>> Begin

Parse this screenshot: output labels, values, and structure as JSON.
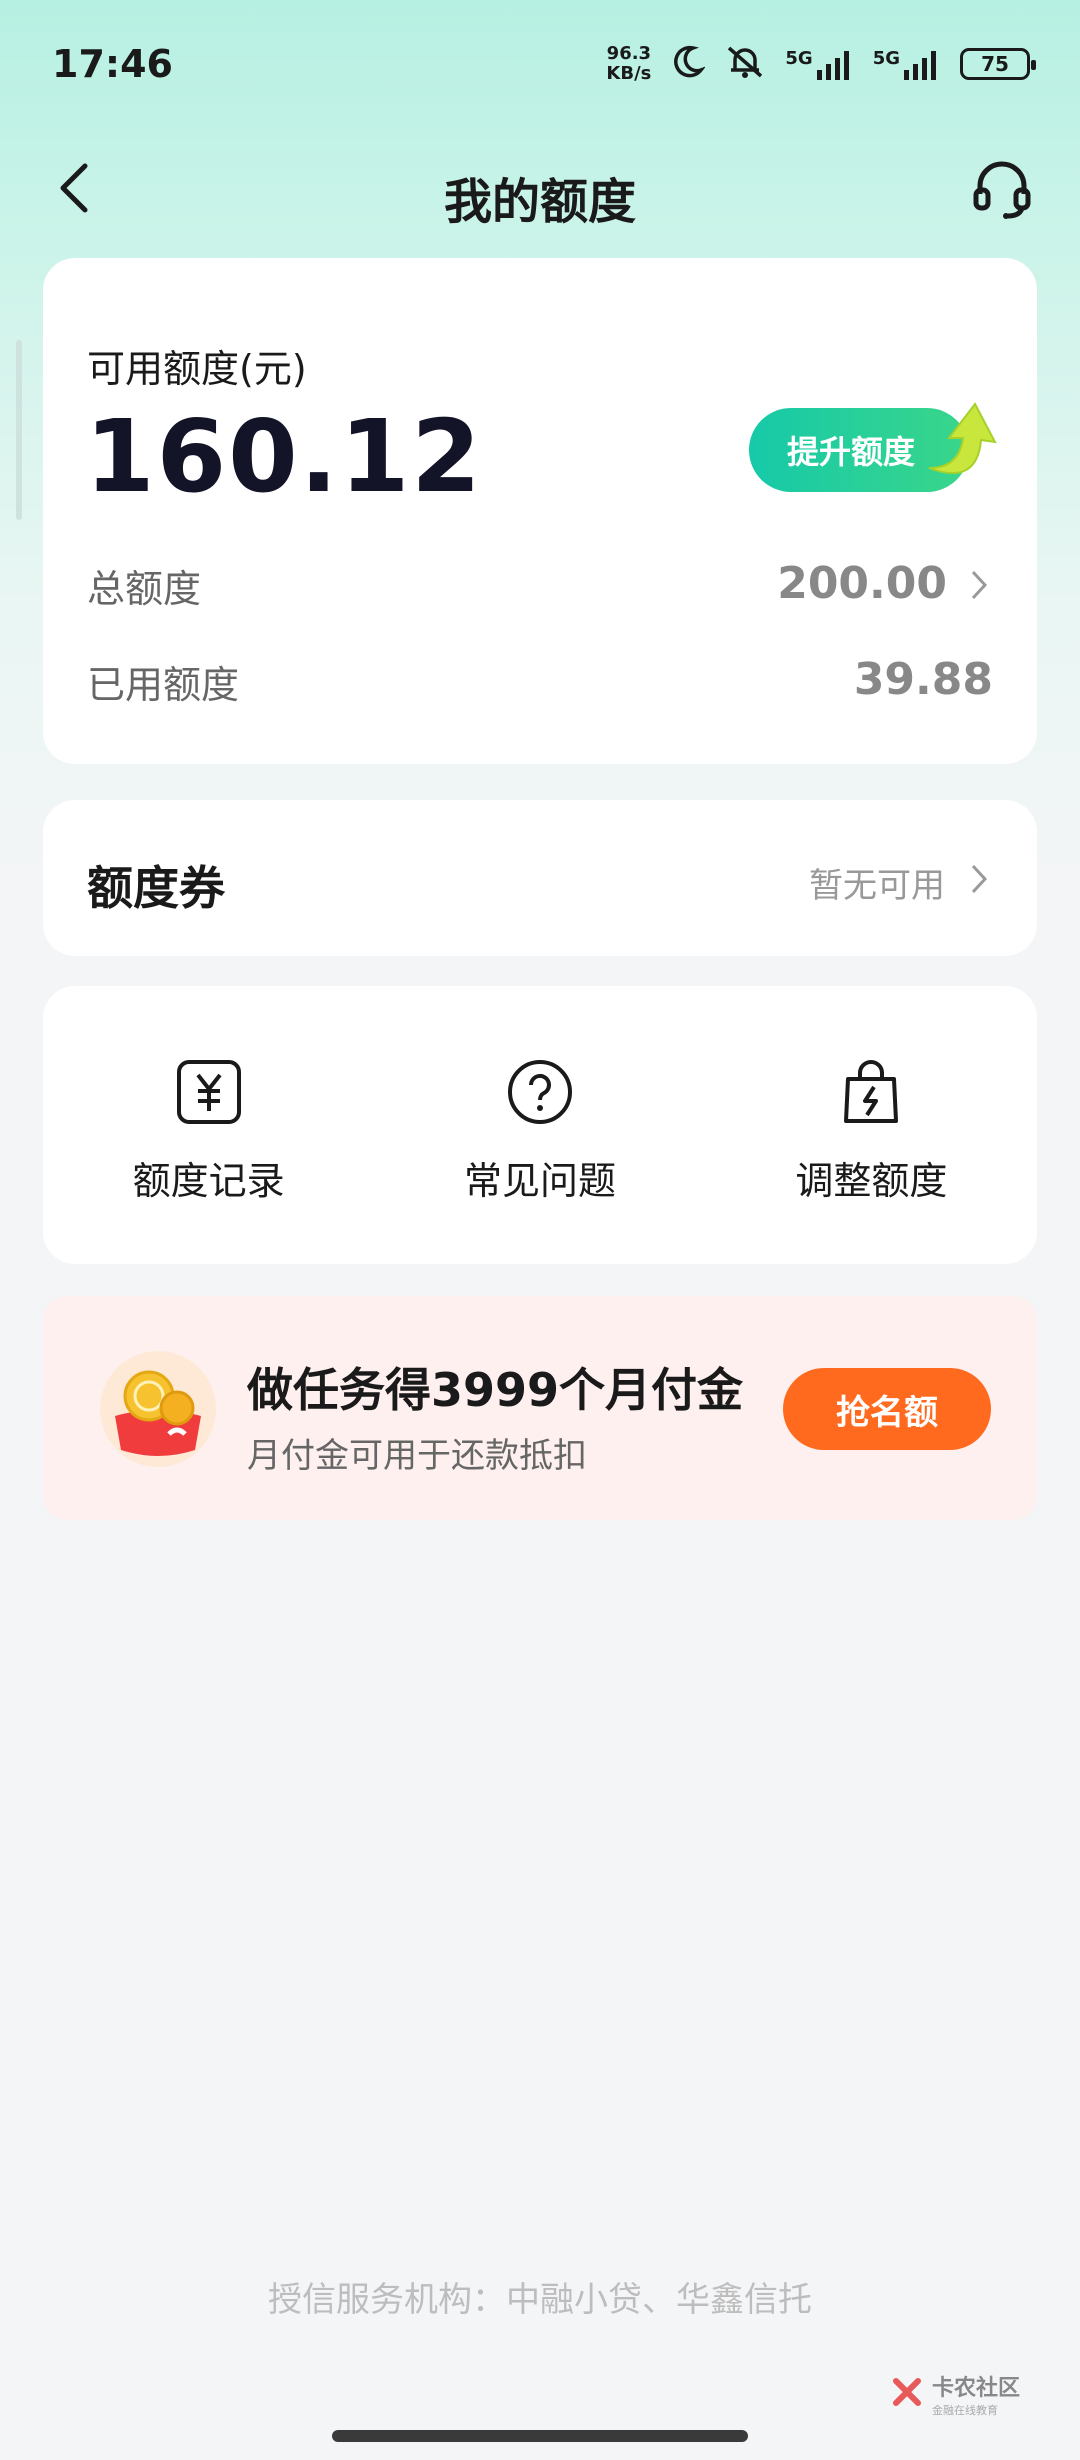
{
  "status_bar": {
    "time": "17:46",
    "net_speed_value": "96.3",
    "net_speed_unit": "KB/s",
    "signal_1_label": "5G",
    "signal_2_label": "5G",
    "battery": "75",
    "icons": [
      "moon-icon",
      "mute-icon",
      "signal-icon",
      "battery-icon"
    ]
  },
  "header": {
    "title": "我的额度",
    "back_icon": "chevron-left-icon",
    "support_icon": "headset-icon"
  },
  "credit": {
    "available_label": "可用额度(元)",
    "available_amount": "160.12",
    "raise_button": "提升额度",
    "total_label": "总额度",
    "total_value": "200.00",
    "used_label": "已用额度",
    "used_value": "39.88"
  },
  "coupon": {
    "title": "额度券",
    "status": "暂无可用"
  },
  "actions": [
    {
      "label": "额度记录",
      "icon": "yuan-record-icon"
    },
    {
      "label": "常见问题",
      "icon": "question-icon"
    },
    {
      "label": "调整额度",
      "icon": "lightning-bag-icon"
    }
  ],
  "task": {
    "title": "做任务得3999个月付金",
    "subtitle": "月付金可用于还款抵扣",
    "button": "抢名额",
    "icon": "coin-redpacket-icon"
  },
  "footer": {
    "institutions": "授信服务机构：中融小贷、华鑫信托",
    "watermark_main": "卡农社区",
    "watermark_sub": "金融在线教育"
  },
  "colors": {
    "accent_green": "#16c9a8",
    "task_orange": "#ff6a1f",
    "header_bg": "#b6f0e2"
  }
}
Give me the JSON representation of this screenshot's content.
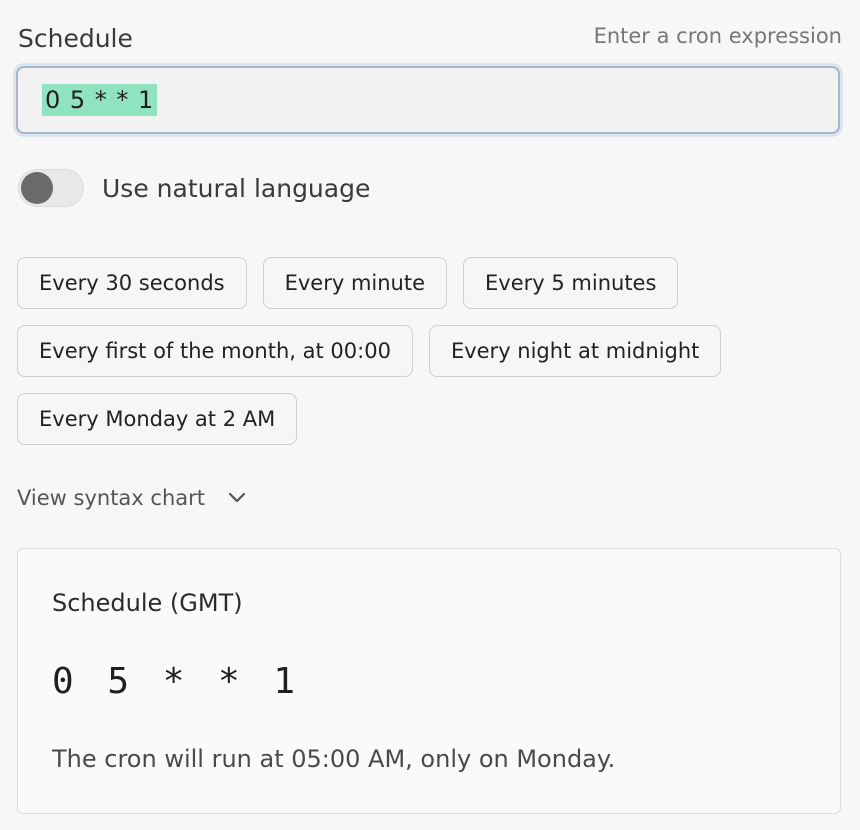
{
  "schedule": {
    "label": "Schedule",
    "hint": "Enter a cron expression",
    "value": "0 5 * * 1"
  },
  "natural_language": {
    "label": "Use natural language",
    "enabled": false
  },
  "presets": [
    [
      "Every 30 seconds",
      "Every minute",
      "Every 5 minutes"
    ],
    [
      "Every first of the month, at 00:00",
      "Every night at midnight"
    ],
    [
      "Every Monday at 2 AM"
    ]
  ],
  "syntax": {
    "label": "View syntax chart"
  },
  "summary": {
    "title": "Schedule (GMT)",
    "cron": "0 5 * * 1",
    "description": "The cron will run at 05:00 AM, only on Monday."
  }
}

>> End

• **WHAT THE EXERCISE ASKS**: From the entries above, select each line containing the string "Monday".

• **ANSWER FOR THE TASK**:
      "Every Monday at 2 AM"
    "description": "The cron will run at 05:00 AM, only on Monday."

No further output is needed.